- _Given task_
Extract the records in full, leaving every picture out.

(Records from a data source)
--
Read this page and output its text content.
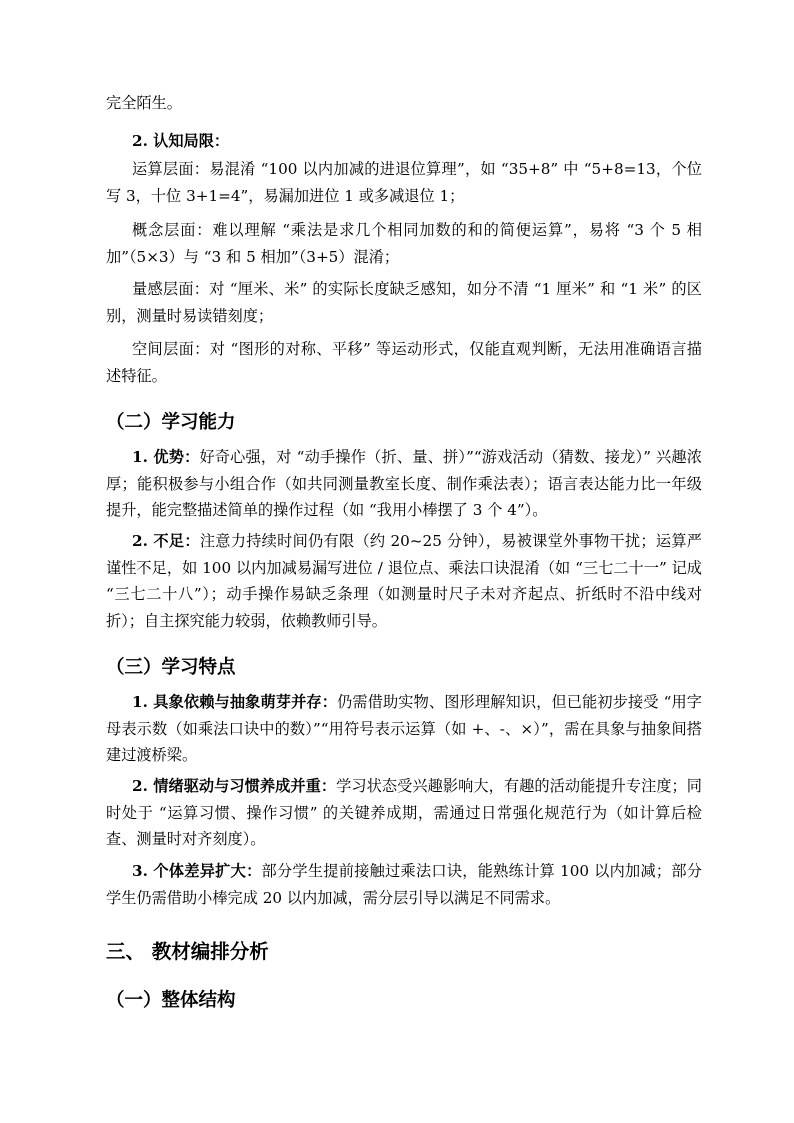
完全陌生。

2. 认知局限：

运算层面：易混淆 “100 以内加减的进退位算理”，如 “35+8” 中 “5+8=13，个位写 3，十位 3+1=4”，易漏加进位 1 或多减退位 1；

概念层面：难以理解 “乘法是求几个相同加数的和的简便运算”，易将 “3 个 5 相加”（5×3）与 “3 和 5 相加”（3+5）混淆；

量感层面：对 “厘米、米” 的实际长度缺乏感知，如分不清 “1 厘米” 和 “1 米” 的区别，测量时易读错刻度；

空间层面：对 “图形的对称、平移” 等运动形式，仅能直观判断，无法用准确语言描述特征。

（二）学习能力

1. 优势：好奇心强，对 “动手操作（折、量、拼）”“游戏活动（猜数、接龙）” 兴趣浓厚；能积极参与小组合作（如共同测量教室长度、制作乘法表）；语言表达能力比一年级提升，能完整描述简单的操作过程（如 “我用小棒摆了 3 个 4”）。

2. 不足：注意力持续时间仍有限（约 20~25 分钟），易被课堂外事物干扰；运算严谨性不足，如 100 以内加减易漏写进位 / 退位点、乘法口诀混淆（如 “三七二十一” 记成 “三七二十八”）；动手操作易缺乏条理（如测量时尺子未对齐起点、折纸时不沿中线对折）；自主探究能力较弱，依赖教师引导。

（三）学习特点

1. 具象依赖与抽象萌芽并存：仍需借助实物、图形理解知识，但已能初步接受 “用字母表示数（如乘法口诀中的数）”“用符号表示运算（如 +、-、×）”，需在具象与抽象间搭建过渡桥梁。

2. 情绪驱动与习惯养成并重：学习状态受兴趣影响大，有趣的活动能提升专注度；同时处于 “运算习惯、操作习惯” 的关键养成期，需通过日常强化规范行为（如计算后检查、测量时对齐刻度）。

3. 个体差异扩大：部分学生提前接触过乘法口诀，能熟练计算 100 以内加减；部分学生仍需借助小棒完成 20 以内加减，需分层引导以满足不同需求。

三、 教材编排分析
（一）整体结构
--
- _Reply to the exercise_
Read this page and output its text content.
完全陌生。

2. 认知局限：

运算层面：易混淆 “100 以内加减的进退位算理”，如 “35+8” 中 “5+8=13，个位写 3，十位 3+1=4”，易漏加进位 1 或多减退位 1；

概念层面：难以理解 “乘法是求几个相同加数的和的简便运算”，易将 “3 个 5 相加”（5×3）与 “3 和 5 相加”（3+5）混淆；

量感层面：对 “厘米、米” 的实际长度缺乏感知，如分不清 “1 厘米” 和 “1 米” 的区别，测量时易读错刻度；

空间层面：对 “图形的对称、平移” 等运动形式，仅能直观判断，无法用准确语言描述特征。

（二）学习能力

1. 优势：好奇心强，对 “动手操作（折、量、拼）”“游戏活动（猜数、接龙）” 兴趣浓厚；能积极参与小组合作（如共同测量教室长度、制作乘法表）；语言表达能力比一年级提升，能完整描述简单的操作过程（如 “我用小棒摆了 3 个 4”）。

2. 不足：注意力持续时间仍有限（约 20~25 分钟），易被课堂外事物干扰；运算严谨性不足，如 100 以内加减易漏写进位 / 退位点、乘法口诀混淆（如 “三七二十一” 记成 “三七二十八”）；动手操作易缺乏条理（如测量时尺子未对齐起点、折纸时不沿中线对折）；自主探究能力较弱，依赖教师引导。

（三）学习特点

1. 具象依赖与抽象萌芽并存：仍需借助实物、图形理解知识，但已能初步接受 “用字母表示数（如乘法口诀中的数）”“用符号表示运算（如 +、-、×）”，需在具象与抽象间搭建过渡桥梁。

2. 情绪驱动与习惯养成并重：学习状态受兴趣影响大，有趣的活动能提升专注度；同时处于 “运算习惯、操作习惯” 的关键养成期，需通过日常强化规范行为（如计算后检查、测量时对齐刻度）。

3. 个体差异扩大：部分学生提前接触过乘法口诀，能熟练计算 100 以内加减；部分学生仍需借助小棒完成 20 以内加减，需分层引导以满足不同需求。

三、 教材编排分析
（一）整体结构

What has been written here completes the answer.